WHAT YOU HAVE TO DO: Copy out the data below, changing each "Source:" to "Data from:" and keeping everything else the same.

RECORD EXCERPTS:
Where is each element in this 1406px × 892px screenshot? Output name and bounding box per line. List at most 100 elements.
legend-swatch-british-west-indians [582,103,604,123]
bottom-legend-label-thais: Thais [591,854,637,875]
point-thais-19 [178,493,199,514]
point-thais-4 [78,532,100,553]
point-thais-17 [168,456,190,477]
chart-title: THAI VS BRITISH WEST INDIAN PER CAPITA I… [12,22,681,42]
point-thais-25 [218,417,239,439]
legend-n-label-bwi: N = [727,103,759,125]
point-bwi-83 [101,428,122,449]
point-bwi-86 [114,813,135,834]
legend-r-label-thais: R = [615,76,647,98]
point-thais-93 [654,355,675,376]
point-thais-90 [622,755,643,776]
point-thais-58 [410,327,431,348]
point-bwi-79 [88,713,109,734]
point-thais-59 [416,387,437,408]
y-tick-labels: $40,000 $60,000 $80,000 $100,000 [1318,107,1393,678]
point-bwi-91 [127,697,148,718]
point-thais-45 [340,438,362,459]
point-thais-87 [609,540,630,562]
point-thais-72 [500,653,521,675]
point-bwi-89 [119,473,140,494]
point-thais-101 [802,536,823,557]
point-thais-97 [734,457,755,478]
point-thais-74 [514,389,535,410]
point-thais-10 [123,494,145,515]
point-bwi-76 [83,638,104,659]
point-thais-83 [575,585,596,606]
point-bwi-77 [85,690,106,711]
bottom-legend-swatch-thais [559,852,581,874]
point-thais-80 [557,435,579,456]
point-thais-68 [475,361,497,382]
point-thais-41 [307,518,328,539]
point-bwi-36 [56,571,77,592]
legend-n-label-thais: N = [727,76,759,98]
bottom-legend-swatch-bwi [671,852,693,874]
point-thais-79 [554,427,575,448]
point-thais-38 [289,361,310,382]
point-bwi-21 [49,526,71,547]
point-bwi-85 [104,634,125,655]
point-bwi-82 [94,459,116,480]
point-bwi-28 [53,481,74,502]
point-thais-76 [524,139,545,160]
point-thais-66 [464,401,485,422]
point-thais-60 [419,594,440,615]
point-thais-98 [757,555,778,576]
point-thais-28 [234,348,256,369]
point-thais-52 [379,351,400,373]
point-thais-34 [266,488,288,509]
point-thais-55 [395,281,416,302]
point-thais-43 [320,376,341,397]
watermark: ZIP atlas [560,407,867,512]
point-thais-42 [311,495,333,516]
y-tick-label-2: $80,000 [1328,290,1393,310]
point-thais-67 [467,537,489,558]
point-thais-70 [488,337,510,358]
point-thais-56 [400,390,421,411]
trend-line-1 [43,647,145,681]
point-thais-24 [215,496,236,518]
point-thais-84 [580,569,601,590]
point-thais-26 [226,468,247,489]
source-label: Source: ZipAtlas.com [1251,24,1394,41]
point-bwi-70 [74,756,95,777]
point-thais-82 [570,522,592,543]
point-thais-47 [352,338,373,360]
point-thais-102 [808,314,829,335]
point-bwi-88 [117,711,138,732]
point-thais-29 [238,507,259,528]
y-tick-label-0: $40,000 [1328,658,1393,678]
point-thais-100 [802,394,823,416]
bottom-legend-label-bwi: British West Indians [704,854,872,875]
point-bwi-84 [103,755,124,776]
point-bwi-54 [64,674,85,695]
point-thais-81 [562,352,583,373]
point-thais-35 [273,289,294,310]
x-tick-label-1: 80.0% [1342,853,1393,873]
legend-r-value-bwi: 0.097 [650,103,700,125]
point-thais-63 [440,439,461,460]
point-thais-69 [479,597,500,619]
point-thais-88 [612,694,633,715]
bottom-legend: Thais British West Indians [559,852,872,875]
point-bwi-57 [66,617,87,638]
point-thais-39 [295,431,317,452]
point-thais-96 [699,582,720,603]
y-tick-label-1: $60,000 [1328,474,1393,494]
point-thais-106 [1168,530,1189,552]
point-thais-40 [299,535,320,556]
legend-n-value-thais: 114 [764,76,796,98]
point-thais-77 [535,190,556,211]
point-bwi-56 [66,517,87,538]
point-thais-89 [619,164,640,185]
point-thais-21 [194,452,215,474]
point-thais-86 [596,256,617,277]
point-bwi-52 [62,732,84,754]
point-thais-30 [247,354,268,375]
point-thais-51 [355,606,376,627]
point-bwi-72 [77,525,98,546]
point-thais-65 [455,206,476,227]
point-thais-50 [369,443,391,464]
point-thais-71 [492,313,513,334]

EXPECTED ANSWER:
Where is each element in this 1406px × 892px screenshot? Output name and bounding box per line. List at most 100 elements.
legend-swatch-british-west-indians [582,103,604,123]
bottom-legend-label-thais: Thais [591,854,637,875]
point-thais-19 [178,493,199,514]
point-thais-4 [78,532,100,553]
point-thais-17 [168,456,190,477]
chart-title: THAI VS BRITISH WEST INDIAN PER CAPITA I… [12,22,681,42]
point-thais-25 [218,417,239,439]
legend-n-label-bwi: N = [727,103,759,125]
point-bwi-83 [101,428,122,449]
point-bwi-86 [114,813,135,834]
legend-r-label-thais: R = [615,76,647,98]
point-thais-93 [654,355,675,376]
point-thais-90 [622,755,643,776]
point-thais-58 [410,327,431,348]
point-bwi-79 [88,713,109,734]
point-thais-59 [416,387,437,408]
y-tick-labels: $40,000 $60,000 $80,000 $100,000 [1318,107,1393,678]
point-bwi-91 [127,697,148,718]
point-thais-45 [340,438,362,459]
point-thais-87 [609,540,630,562]
point-thais-72 [500,653,521,675]
point-bwi-89 [119,473,140,494]
point-thais-101 [802,536,823,557]
point-thais-97 [734,457,755,478]
point-thais-74 [514,389,535,410]
point-thais-10 [123,494,145,515]
point-bwi-76 [83,638,104,659]
point-thais-83 [575,585,596,606]
point-bwi-77 [85,690,106,711]
bottom-legend-swatch-thais [559,852,581,874]
point-thais-80 [557,435,579,456]
point-thais-68 [475,361,497,382]
point-thais-41 [307,518,328,539]
point-bwi-36 [56,571,77,592]
legend-n-label-thais: N = [727,76,759,98]
bottom-legend-swatch-bwi [671,852,693,874]
point-thais-79 [554,427,575,448]
point-thais-38 [289,361,310,382]
point-bwi-21 [49,526,71,547]
point-bwi-85 [104,634,125,655]
point-bwi-82 [94,459,116,480]
point-bwi-28 [53,481,74,502]
point-thais-76 [524,139,545,160]
point-thais-66 [464,401,485,422]
point-thais-60 [419,594,440,615]
point-thais-98 [757,555,778,576]
point-thais-28 [234,348,256,369]
point-thais-52 [379,351,400,373]
point-thais-34 [266,488,288,509]
point-thais-55 [395,281,416,302]
point-thais-43 [320,376,341,397]
watermark: ZIP atlas [560,407,867,512]
point-thais-42 [311,495,333,516]
y-tick-label-2: $80,000 [1328,290,1393,310]
point-thais-67 [467,537,489,558]
point-thais-70 [488,337,510,358]
point-thais-56 [400,390,421,411]
trend-line-1 [43,647,145,681]
point-thais-24 [215,496,236,518]
point-thais-84 [580,569,601,590]
point-thais-26 [226,468,247,489]
source-label: Data from: ZipAtlas.com [1251,24,1394,41]
point-bwi-70 [74,756,95,777]
point-thais-82 [570,522,592,543]
point-thais-47 [352,338,373,360]
point-thais-102 [808,314,829,335]
point-bwi-88 [117,711,138,732]
point-thais-29 [238,507,259,528]
y-tick-label-0: $40,000 [1328,658,1393,678]
point-thais-100 [802,394,823,416]
bottom-legend-label-bwi: British West Indians [704,854,872,875]
point-bwi-84 [103,755,124,776]
point-bwi-54 [64,674,85,695]
point-thais-81 [562,352,583,373]
point-thais-35 [273,289,294,310]
x-tick-label-1: 80.0% [1342,853,1393,873]
legend-r-value-bwi: 0.097 [650,103,700,125]
point-thais-63 [440,439,461,460]
point-thais-69 [479,597,500,619]
point-thais-88 [612,694,633,715]
bottom-legend: Thais British West Indians [559,852,872,875]
point-bwi-57 [66,617,87,638]
point-thais-39 [295,431,317,452]
point-thais-96 [699,582,720,603]
y-tick-label-1: $60,000 [1328,474,1393,494]
point-thais-106 [1168,530,1189,552]
point-thais-40 [299,535,320,556]
legend-n-value-thais: 114 [764,76,796,98]
point-thais-77 [535,190,556,211]
point-bwi-56 [66,517,87,538]
point-thais-89 [619,164,640,185]
point-thais-21 [194,452,215,474]
point-thais-86 [596,256,617,277]
point-bwi-52 [62,732,84,754]
point-thais-30 [247,354,268,375]
point-thais-51 [355,606,376,627]
point-bwi-72 [77,525,98,546]
point-thais-65 [455,206,476,227]
point-thais-50 [369,443,391,464]
point-thais-71 [492,313,513,334]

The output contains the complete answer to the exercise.